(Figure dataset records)
--------------------
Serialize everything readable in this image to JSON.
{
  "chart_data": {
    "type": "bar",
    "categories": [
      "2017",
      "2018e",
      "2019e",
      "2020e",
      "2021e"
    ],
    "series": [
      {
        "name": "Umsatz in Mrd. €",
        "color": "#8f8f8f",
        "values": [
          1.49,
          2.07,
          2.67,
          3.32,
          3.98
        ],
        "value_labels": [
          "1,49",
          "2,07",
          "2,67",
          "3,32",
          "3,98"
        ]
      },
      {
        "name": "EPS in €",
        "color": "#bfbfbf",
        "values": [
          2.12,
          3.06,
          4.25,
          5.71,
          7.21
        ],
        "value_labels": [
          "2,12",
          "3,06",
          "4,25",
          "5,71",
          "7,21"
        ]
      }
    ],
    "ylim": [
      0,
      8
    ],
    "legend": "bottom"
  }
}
--------------------
### Instruction
Output the data above exactly, please, line for line.

### Output below
Serialize everything readable in this image to JSON.
{
  "chart_data": {
    "type": "bar",
    "categories": [
      "2017",
      "2018e",
      "2019e",
      "2020e",
      "2021e"
    ],
    "series": [
      {
        "name": "Umsatz in Mrd. €",
        "color": "#8f8f8f",
        "values": [
          1.49,
          2.07,
          2.67,
          3.32,
          3.98
        ],
        "value_labels": [
          "1,49",
          "2,07",
          "2,67",
          "3,32",
          "3,98"
        ]
      },
      {
        "name": "EPS in €",
        "color": "#bfbfbf",
        "values": [
          2.12,
          3.06,
          4.25,
          5.71,
          7.21
        ],
        "value_labels": [
          "2,12",
          "3,06",
          "4,25",
          "5,71",
          "7,21"
        ]
      }
    ],
    "ylim": [
      0,
      8
    ],
    "legend": "bottom"
  }
}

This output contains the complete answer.